(Dataset rows)
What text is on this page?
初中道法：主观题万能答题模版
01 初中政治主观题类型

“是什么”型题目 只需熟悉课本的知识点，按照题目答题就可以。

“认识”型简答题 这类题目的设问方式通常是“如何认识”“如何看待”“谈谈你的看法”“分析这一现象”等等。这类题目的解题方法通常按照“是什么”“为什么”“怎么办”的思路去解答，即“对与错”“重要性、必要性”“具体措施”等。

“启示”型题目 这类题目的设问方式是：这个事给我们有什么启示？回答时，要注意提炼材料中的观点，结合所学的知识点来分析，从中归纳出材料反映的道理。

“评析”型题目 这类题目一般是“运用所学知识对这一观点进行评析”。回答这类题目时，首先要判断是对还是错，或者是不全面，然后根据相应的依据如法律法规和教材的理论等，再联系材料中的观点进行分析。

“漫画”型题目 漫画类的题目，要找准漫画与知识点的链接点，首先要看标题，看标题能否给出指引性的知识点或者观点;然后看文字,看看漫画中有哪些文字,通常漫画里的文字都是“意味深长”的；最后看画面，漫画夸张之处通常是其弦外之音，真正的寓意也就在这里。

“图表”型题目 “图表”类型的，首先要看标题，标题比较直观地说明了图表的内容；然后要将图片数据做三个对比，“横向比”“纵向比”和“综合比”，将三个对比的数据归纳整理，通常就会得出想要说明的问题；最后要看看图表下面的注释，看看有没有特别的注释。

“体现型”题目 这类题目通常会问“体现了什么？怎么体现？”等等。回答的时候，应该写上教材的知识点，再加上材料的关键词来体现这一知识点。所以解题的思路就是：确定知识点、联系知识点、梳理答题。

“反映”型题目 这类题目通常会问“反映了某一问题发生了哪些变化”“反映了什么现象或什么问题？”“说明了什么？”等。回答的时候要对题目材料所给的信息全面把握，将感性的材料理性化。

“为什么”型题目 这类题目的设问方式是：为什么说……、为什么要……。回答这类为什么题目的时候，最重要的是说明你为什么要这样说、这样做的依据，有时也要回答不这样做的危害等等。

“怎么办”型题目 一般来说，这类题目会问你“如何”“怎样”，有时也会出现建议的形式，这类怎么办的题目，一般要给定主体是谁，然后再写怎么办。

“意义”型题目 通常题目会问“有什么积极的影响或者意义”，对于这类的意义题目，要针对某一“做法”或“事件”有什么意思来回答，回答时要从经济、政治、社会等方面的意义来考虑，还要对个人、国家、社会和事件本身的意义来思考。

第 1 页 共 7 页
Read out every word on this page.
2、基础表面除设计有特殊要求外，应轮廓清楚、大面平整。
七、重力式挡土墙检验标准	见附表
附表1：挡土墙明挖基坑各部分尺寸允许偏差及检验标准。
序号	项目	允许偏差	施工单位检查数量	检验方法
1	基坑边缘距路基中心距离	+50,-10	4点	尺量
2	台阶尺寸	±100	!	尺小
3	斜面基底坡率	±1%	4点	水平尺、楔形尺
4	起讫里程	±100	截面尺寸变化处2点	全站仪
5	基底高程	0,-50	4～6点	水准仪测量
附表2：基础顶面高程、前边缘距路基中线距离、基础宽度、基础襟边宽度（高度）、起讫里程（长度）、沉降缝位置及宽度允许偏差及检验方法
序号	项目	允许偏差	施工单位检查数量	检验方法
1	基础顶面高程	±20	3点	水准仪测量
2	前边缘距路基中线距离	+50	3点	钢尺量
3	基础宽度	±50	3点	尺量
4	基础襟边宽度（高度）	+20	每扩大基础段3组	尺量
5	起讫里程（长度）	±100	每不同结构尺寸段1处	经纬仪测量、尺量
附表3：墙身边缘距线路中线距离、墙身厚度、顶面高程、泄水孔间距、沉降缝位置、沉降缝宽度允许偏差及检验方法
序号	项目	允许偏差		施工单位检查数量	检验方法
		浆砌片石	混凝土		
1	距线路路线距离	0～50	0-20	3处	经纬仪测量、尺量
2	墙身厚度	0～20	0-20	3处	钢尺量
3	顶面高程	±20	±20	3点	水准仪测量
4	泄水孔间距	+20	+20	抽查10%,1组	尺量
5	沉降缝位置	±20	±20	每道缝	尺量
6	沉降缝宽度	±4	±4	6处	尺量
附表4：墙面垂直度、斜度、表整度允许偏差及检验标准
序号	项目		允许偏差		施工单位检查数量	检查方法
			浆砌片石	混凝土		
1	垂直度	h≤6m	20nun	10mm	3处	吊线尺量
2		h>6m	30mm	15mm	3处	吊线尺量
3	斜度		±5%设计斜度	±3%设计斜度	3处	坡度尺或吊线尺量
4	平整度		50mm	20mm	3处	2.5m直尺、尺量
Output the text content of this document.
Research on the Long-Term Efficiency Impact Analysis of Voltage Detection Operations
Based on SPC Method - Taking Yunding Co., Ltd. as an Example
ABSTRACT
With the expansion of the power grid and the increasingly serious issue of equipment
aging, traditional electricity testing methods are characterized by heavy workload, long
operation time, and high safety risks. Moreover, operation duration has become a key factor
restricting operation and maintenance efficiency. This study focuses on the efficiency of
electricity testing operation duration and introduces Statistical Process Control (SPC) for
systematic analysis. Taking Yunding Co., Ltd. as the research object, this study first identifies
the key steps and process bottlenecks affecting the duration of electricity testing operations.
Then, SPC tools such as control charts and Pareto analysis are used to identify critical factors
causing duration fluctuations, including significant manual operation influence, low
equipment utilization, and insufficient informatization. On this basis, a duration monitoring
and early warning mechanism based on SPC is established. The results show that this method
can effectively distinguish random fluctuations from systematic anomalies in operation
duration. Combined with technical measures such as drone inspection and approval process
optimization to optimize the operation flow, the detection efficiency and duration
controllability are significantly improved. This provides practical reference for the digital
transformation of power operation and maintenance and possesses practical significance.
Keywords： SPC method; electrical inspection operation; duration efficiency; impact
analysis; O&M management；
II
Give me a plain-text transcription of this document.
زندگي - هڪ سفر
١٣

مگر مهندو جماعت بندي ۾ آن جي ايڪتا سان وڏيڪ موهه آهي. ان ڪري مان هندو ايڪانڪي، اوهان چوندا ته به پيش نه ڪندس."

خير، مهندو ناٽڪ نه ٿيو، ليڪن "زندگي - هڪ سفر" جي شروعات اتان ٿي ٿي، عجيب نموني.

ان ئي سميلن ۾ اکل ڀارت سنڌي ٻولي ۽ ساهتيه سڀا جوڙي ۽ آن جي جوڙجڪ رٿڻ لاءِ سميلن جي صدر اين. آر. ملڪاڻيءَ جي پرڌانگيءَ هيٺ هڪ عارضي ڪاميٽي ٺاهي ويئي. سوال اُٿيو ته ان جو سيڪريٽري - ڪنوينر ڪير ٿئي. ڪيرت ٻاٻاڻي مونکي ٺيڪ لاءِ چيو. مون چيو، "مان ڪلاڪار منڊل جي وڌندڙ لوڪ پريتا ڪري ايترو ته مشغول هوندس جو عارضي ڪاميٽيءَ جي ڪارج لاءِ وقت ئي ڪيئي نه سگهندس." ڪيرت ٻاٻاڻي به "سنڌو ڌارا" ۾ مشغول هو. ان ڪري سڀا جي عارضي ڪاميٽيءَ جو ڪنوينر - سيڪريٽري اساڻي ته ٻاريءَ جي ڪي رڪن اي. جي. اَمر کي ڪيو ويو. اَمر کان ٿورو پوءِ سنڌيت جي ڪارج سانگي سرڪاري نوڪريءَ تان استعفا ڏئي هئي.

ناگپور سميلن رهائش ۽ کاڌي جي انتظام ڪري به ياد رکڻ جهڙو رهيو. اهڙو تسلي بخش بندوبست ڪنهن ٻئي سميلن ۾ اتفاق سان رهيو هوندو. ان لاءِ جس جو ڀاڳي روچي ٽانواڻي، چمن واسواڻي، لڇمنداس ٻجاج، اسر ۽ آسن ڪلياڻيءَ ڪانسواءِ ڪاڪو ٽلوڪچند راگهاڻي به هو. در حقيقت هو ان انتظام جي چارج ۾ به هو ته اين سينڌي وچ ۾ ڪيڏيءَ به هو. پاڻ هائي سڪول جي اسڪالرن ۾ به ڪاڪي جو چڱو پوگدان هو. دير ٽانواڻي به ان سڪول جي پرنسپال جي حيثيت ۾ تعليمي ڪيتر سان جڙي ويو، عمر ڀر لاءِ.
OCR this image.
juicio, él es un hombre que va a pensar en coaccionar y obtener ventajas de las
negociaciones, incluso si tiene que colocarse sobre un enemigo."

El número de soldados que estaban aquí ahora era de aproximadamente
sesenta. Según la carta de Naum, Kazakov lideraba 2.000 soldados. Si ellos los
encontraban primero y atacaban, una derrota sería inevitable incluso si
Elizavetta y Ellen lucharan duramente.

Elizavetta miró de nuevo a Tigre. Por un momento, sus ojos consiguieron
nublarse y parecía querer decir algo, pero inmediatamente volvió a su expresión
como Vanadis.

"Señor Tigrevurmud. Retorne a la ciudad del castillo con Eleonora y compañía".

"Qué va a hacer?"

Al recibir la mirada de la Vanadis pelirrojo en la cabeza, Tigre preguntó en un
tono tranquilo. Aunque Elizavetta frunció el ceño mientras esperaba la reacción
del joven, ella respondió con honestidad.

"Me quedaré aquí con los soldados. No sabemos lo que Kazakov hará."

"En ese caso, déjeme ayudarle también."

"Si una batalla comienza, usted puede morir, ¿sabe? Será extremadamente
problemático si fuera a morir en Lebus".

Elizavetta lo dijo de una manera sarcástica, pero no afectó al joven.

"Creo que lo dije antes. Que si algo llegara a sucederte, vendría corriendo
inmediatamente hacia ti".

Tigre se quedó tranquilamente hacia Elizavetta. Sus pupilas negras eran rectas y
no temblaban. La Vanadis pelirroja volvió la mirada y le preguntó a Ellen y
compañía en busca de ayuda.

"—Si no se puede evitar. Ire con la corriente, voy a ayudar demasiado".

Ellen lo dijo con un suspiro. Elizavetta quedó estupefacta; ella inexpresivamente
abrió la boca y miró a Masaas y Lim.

_JOB_: Pull out and copy each line containing the string "equipment".

_OUTPUT BELOW_:
With the expansion of the power grid and the increasingly serious issue of equipment
equipment utilization, and insufficient informatization. On this basis, a duration monitoring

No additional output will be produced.